Tell how many lines include the string "hours". Answer with a single number.

START

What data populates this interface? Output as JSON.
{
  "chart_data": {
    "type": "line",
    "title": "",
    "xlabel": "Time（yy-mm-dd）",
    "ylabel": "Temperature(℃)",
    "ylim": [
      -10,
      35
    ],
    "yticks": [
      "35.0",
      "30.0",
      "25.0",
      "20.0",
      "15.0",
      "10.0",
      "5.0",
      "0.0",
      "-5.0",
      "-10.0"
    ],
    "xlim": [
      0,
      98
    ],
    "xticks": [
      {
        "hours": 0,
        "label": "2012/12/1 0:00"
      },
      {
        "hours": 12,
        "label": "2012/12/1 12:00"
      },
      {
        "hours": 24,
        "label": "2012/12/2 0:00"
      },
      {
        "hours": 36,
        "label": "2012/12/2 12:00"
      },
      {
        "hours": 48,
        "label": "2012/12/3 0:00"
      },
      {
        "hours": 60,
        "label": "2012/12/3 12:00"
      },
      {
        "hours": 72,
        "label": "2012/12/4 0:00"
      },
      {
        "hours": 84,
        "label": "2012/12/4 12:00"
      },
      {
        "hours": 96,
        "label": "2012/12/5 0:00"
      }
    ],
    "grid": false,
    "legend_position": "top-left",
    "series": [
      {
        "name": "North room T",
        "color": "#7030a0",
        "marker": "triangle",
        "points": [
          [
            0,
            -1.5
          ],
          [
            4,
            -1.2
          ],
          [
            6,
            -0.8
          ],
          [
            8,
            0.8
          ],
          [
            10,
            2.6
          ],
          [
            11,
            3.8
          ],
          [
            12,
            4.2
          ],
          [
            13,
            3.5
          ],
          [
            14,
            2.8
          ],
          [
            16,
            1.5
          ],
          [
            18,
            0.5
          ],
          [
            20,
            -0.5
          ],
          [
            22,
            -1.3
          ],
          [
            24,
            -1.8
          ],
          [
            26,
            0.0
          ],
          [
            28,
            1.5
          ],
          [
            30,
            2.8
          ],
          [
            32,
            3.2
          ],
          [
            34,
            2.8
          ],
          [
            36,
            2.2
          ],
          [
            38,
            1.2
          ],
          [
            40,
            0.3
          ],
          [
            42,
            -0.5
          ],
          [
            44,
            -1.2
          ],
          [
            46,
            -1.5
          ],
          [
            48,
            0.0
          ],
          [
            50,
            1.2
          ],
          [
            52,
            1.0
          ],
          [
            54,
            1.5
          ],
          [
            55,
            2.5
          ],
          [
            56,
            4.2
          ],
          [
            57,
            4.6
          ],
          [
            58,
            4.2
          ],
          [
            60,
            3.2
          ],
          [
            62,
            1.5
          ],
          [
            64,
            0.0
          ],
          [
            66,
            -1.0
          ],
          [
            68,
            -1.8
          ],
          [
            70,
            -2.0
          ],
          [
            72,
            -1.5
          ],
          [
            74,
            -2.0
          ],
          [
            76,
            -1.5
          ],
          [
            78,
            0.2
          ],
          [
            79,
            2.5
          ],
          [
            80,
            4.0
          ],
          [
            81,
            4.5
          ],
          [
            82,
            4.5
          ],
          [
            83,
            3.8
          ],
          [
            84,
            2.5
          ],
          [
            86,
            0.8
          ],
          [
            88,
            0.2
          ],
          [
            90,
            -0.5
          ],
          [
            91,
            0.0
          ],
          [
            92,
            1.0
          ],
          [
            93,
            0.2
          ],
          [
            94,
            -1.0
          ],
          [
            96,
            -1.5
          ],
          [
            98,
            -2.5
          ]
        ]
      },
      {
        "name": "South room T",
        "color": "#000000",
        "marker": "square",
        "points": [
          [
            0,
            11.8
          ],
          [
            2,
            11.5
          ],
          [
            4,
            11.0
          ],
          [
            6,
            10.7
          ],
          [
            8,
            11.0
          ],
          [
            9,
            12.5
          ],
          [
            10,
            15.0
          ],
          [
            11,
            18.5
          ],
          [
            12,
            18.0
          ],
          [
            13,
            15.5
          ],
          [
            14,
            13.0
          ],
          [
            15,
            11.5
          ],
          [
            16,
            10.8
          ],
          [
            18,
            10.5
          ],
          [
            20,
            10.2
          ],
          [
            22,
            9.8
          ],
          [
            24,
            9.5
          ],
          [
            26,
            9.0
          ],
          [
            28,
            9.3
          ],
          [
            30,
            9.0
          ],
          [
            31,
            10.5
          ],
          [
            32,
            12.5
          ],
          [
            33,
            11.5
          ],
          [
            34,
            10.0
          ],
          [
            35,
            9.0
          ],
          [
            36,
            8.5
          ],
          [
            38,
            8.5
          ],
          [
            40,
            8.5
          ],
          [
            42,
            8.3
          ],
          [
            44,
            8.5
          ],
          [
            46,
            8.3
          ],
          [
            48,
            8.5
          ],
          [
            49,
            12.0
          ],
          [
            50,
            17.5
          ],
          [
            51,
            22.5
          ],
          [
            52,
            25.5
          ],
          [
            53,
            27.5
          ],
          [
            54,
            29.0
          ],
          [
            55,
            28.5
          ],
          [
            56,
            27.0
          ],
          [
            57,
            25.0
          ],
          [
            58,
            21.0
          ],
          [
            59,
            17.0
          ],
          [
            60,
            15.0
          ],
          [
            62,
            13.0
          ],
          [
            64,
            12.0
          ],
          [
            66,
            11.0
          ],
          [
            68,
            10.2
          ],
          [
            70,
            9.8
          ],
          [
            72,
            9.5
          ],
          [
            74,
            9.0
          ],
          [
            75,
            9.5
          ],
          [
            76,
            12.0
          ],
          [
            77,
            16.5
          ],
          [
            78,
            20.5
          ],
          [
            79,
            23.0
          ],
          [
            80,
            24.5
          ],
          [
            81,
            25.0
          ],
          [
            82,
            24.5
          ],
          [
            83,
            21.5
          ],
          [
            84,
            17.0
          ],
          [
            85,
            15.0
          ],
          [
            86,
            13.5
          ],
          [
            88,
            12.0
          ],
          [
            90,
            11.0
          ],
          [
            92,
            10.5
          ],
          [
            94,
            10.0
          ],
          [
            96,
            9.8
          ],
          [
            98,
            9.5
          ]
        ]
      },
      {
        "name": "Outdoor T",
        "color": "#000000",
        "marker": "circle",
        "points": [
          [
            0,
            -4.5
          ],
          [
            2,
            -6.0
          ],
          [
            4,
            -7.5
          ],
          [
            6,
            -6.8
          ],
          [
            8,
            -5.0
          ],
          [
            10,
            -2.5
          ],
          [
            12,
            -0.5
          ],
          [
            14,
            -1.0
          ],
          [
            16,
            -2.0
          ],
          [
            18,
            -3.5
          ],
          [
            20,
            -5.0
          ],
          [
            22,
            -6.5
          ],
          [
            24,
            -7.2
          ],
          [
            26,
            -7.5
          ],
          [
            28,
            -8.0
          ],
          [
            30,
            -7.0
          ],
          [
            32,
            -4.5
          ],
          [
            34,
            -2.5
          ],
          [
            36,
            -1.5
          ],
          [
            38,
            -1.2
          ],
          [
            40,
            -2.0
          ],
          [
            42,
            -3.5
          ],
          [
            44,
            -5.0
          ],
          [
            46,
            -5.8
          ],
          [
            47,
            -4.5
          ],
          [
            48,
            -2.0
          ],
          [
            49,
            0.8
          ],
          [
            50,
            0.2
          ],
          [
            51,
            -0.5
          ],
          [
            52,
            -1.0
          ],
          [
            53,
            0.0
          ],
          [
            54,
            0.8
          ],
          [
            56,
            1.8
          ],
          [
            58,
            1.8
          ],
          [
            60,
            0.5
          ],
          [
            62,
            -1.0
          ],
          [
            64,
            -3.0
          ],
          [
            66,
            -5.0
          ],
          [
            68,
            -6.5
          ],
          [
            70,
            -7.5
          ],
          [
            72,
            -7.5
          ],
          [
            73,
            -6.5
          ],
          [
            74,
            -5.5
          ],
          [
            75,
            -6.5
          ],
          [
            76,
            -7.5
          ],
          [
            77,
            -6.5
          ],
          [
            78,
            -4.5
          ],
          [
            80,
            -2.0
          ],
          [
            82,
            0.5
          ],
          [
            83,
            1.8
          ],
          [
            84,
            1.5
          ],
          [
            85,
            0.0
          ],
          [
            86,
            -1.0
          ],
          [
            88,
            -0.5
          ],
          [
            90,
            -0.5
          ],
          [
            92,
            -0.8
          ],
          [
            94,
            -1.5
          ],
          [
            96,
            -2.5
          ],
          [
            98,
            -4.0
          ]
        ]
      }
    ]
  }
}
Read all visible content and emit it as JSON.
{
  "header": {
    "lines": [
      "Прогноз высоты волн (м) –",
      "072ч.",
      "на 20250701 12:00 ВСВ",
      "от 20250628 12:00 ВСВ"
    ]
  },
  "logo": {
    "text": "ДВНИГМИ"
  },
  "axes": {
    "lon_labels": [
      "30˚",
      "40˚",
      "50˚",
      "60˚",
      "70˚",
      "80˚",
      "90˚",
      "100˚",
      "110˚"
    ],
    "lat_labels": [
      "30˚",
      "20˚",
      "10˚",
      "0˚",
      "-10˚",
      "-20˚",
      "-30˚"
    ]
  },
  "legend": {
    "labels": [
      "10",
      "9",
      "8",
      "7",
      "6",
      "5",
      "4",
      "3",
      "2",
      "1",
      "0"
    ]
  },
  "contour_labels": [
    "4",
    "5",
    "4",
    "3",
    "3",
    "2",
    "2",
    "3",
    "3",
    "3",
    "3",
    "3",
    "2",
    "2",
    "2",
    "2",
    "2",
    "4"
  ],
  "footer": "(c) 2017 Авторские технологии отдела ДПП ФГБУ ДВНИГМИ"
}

END

» **EXERCISE OUTPUT**
9